-- begin MATERIAL PROVIDED --
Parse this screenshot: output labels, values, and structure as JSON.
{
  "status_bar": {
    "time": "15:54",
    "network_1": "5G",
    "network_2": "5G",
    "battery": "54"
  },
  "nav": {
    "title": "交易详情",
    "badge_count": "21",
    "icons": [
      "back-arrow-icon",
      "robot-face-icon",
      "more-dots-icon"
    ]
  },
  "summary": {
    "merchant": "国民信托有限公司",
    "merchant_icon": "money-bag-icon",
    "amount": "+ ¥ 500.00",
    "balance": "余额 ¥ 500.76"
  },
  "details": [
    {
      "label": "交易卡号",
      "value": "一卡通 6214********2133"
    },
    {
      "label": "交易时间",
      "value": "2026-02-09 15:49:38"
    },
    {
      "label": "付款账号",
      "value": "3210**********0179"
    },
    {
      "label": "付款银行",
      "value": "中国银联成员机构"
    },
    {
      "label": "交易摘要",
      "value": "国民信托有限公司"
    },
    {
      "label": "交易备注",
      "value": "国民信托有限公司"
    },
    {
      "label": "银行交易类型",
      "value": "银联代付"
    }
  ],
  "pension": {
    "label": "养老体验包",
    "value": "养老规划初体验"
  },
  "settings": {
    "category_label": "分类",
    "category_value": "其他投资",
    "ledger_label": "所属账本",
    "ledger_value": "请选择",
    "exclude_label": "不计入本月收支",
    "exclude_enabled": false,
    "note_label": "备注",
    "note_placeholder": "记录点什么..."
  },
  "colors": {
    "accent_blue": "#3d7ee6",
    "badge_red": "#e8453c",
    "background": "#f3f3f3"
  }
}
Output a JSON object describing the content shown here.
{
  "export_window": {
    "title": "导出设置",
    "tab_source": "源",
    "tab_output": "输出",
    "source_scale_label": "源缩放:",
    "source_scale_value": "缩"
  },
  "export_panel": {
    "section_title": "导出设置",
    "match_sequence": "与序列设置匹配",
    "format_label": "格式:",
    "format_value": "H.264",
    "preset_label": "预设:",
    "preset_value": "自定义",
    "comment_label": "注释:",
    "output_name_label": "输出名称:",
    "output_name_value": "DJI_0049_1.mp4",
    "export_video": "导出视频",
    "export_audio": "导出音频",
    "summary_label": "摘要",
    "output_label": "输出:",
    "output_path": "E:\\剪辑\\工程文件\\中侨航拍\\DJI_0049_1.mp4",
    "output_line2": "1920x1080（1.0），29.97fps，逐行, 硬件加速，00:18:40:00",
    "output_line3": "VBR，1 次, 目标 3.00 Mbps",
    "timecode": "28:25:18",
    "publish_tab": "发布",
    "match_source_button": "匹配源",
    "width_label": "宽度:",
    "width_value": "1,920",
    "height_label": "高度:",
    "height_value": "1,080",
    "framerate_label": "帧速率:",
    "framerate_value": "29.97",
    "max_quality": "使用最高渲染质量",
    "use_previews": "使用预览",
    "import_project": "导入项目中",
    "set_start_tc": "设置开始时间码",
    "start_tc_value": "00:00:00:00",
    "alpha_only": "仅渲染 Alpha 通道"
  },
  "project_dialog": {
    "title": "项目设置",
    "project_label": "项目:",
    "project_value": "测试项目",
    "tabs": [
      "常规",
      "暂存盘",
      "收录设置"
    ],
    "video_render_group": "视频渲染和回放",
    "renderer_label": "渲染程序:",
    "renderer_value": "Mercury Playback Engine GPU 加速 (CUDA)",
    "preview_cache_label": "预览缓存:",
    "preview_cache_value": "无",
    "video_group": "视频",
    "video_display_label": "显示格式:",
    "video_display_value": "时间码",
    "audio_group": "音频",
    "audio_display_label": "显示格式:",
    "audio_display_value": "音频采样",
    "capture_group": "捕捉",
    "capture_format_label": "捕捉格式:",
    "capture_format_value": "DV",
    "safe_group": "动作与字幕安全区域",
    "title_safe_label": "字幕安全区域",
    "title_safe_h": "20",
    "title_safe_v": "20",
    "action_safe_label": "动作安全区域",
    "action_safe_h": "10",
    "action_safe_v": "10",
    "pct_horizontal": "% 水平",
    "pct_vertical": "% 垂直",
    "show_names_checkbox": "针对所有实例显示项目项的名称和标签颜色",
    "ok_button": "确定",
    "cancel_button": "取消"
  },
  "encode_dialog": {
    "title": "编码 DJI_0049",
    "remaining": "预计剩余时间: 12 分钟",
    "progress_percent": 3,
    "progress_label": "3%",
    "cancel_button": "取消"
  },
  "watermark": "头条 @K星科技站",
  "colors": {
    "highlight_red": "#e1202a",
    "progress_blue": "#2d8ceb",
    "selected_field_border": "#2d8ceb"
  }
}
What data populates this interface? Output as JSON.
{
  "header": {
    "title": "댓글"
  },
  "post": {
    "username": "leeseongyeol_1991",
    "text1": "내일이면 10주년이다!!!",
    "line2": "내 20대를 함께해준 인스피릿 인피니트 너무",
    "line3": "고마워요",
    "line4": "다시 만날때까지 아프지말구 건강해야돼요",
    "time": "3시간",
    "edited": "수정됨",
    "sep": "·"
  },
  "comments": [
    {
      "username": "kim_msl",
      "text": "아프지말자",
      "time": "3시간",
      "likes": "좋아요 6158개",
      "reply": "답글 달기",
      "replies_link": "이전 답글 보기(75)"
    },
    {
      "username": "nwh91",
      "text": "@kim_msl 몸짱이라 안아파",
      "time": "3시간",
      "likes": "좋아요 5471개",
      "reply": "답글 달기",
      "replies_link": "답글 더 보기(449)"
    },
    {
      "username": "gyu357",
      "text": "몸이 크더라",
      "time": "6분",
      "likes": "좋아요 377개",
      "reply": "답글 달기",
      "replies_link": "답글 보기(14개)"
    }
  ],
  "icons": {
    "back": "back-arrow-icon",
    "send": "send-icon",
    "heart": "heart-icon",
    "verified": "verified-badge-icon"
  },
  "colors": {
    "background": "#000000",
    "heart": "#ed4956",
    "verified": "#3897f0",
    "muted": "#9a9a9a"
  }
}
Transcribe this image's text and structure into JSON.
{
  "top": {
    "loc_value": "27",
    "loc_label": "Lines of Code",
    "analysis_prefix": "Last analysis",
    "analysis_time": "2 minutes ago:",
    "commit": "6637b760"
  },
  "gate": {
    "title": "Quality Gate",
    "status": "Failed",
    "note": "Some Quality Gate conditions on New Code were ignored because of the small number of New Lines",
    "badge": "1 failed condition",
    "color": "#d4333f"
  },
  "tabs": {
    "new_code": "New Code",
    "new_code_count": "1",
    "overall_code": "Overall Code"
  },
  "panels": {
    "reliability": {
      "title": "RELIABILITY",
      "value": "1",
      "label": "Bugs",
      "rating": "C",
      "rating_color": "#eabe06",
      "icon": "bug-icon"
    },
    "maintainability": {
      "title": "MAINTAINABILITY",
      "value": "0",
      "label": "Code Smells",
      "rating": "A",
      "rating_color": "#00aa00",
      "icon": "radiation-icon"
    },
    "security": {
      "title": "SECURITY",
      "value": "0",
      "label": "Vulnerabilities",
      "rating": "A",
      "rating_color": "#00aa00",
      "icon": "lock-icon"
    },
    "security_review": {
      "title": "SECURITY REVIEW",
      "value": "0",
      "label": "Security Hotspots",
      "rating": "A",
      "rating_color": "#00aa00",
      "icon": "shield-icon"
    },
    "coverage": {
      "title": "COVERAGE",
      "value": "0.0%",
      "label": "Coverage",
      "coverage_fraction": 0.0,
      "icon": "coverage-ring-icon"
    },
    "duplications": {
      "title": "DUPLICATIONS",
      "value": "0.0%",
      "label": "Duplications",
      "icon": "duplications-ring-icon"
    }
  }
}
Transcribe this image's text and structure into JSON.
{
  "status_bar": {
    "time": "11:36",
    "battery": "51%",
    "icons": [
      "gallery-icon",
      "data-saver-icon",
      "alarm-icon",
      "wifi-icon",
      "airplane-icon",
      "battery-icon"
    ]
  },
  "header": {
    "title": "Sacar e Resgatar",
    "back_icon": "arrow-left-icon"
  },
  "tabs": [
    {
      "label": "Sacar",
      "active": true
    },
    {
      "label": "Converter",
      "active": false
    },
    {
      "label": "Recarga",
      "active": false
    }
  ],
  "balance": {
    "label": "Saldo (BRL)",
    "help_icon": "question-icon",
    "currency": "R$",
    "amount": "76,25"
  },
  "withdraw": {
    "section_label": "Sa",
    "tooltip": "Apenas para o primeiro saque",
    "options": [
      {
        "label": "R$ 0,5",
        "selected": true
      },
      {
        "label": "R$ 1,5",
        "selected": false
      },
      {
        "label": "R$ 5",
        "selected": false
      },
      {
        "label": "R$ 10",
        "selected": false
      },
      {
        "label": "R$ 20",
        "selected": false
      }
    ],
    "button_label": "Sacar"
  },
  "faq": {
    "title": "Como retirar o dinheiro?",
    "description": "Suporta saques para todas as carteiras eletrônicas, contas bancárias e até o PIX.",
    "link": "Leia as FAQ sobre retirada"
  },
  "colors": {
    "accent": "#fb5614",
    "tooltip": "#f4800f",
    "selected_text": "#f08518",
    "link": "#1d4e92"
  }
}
-- end MATERIAL PROVIDED --
* **WHAT YOU ARE ASKED TO DO**:
Return every line of the preceding records in which the word "data" appears.

* **THE ANSWER**:
What data populates this interface? Output as JSON.
      "data-saver-icon",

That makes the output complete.